■ **EXERCISE TASK**:
Filter the records below and copy every line containing the word "JSON".

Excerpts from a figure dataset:
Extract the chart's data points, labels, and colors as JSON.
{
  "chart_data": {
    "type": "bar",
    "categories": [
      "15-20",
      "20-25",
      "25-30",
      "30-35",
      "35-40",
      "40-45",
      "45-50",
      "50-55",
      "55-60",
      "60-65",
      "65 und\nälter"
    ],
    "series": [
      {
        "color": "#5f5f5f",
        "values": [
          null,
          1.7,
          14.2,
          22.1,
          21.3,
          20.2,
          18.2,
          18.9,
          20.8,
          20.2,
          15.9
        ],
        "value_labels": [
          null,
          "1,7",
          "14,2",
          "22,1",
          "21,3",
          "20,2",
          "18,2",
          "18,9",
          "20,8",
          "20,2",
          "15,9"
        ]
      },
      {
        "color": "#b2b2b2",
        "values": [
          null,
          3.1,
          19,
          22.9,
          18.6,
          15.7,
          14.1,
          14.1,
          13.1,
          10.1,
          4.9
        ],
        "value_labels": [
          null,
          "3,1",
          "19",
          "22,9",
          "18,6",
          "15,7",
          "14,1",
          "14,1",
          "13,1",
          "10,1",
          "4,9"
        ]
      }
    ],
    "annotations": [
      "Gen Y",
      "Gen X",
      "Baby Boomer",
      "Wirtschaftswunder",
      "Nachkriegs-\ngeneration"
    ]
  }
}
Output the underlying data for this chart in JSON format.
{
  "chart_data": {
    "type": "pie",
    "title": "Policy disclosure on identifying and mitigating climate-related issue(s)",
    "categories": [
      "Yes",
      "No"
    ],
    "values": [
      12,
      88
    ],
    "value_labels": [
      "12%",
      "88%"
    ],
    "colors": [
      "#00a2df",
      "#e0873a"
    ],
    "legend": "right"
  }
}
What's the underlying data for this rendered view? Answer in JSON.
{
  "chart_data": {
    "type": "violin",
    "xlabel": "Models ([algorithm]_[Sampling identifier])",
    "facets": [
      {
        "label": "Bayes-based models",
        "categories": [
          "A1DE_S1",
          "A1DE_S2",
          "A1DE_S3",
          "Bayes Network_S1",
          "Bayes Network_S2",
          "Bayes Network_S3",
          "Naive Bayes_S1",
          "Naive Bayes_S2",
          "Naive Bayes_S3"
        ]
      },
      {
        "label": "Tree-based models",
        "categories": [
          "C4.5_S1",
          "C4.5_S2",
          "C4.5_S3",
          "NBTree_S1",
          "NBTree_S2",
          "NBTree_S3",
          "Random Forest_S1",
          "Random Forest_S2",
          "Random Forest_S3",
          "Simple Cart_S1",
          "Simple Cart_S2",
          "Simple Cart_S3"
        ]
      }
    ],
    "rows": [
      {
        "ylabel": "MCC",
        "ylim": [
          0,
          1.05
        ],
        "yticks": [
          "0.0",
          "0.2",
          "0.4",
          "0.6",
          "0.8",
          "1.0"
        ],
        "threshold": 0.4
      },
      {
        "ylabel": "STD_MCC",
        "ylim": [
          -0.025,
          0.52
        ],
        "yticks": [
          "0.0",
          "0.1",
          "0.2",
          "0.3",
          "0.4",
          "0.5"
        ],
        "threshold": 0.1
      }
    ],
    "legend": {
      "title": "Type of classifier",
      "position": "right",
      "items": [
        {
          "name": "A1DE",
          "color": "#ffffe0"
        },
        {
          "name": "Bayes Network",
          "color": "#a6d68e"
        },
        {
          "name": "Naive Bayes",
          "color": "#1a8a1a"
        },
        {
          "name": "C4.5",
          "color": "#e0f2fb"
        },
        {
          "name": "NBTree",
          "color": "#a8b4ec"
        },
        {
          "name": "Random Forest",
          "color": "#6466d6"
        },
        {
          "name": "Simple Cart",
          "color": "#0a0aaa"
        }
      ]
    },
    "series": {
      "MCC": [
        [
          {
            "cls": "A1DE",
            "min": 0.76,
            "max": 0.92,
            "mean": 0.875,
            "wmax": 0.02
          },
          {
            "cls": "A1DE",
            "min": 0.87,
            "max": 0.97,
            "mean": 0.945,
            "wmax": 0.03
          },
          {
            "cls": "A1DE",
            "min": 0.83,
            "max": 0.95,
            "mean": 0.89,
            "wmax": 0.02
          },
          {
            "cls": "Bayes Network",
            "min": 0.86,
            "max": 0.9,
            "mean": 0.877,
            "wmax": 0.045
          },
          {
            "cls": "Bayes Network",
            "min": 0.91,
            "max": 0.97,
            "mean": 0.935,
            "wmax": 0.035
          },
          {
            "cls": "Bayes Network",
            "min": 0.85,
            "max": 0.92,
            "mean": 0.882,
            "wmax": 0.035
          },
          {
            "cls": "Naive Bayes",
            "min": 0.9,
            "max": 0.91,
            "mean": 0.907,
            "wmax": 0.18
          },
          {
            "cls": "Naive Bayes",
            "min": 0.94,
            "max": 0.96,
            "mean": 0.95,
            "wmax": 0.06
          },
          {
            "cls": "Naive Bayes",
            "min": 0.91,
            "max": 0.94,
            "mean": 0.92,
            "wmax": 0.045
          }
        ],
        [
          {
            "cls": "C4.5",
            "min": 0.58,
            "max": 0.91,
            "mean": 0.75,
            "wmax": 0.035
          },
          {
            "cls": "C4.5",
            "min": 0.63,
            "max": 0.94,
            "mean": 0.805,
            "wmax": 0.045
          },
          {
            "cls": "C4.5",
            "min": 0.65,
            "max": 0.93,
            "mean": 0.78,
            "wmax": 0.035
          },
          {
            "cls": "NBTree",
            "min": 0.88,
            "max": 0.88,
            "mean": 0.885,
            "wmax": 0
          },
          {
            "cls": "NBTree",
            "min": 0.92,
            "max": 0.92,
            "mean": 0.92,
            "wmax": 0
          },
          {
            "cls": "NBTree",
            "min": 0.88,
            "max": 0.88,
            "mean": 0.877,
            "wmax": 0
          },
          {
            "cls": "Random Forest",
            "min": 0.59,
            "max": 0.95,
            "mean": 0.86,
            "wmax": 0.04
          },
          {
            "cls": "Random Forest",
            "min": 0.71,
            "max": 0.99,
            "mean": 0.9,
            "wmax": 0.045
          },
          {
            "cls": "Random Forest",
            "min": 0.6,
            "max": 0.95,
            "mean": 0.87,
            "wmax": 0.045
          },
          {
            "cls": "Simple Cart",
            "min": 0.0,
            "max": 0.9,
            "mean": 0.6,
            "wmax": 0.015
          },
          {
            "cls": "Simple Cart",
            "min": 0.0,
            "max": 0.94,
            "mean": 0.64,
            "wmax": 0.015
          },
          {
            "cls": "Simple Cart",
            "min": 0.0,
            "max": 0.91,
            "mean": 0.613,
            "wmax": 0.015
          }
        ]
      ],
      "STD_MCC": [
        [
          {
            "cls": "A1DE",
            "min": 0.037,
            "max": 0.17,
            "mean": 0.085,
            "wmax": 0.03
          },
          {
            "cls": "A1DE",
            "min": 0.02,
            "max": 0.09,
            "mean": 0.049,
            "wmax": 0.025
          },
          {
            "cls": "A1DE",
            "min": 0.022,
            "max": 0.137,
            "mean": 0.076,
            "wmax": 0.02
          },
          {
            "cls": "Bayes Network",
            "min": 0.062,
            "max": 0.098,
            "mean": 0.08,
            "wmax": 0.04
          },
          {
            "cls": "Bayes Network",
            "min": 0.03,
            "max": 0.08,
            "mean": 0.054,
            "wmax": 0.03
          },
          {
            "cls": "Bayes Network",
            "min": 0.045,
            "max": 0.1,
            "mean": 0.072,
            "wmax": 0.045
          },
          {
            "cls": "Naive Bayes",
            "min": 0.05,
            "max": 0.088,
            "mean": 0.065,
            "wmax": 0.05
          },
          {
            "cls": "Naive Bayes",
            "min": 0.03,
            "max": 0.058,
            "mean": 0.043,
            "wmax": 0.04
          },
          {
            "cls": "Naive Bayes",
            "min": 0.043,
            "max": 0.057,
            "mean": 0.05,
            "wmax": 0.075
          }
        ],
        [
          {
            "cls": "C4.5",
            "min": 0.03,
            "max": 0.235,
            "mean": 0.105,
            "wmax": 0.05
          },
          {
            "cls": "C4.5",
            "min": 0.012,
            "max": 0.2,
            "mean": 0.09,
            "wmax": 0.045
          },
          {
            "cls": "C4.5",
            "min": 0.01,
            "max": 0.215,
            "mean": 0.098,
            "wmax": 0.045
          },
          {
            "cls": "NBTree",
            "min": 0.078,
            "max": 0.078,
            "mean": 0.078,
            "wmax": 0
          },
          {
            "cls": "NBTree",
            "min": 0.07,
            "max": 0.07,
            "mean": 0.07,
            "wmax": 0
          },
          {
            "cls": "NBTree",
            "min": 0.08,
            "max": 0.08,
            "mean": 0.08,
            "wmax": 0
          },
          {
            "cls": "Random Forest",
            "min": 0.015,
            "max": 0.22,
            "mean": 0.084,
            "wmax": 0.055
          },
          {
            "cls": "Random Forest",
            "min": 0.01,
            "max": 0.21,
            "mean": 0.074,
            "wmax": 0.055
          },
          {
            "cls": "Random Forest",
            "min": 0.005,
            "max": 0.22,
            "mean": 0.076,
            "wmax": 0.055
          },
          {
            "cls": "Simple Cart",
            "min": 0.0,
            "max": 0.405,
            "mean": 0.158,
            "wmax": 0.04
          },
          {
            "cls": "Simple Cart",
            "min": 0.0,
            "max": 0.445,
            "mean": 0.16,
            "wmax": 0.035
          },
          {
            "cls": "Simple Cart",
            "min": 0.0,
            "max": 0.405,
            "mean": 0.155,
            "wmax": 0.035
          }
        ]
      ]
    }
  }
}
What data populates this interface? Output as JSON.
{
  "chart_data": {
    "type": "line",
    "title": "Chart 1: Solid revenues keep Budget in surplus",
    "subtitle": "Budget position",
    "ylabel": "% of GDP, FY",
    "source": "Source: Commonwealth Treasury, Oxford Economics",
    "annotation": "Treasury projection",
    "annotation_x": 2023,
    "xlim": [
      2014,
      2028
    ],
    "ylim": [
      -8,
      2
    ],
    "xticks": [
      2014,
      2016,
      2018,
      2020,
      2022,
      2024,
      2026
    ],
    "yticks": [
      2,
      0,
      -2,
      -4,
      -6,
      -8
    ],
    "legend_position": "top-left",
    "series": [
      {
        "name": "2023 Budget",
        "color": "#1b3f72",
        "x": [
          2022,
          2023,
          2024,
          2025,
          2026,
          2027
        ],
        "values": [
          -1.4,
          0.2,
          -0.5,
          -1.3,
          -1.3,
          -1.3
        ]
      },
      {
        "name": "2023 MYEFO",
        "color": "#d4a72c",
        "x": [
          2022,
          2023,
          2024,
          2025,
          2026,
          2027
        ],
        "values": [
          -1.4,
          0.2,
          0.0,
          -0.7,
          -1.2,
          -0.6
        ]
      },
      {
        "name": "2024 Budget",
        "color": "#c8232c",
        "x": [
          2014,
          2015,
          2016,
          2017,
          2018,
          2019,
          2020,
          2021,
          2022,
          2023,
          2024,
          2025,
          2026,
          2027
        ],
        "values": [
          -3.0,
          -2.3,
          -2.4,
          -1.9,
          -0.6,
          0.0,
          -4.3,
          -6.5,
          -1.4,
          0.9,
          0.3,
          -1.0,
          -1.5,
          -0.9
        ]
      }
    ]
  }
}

■ **ANSWER**:
Extract the chart's data points, labels, and colors as JSON.
Output the underlying data for this chart in JSON format.
What's the underlying data for this rendered view? Answer in JSON.
What data populates this interface? Output as JSON.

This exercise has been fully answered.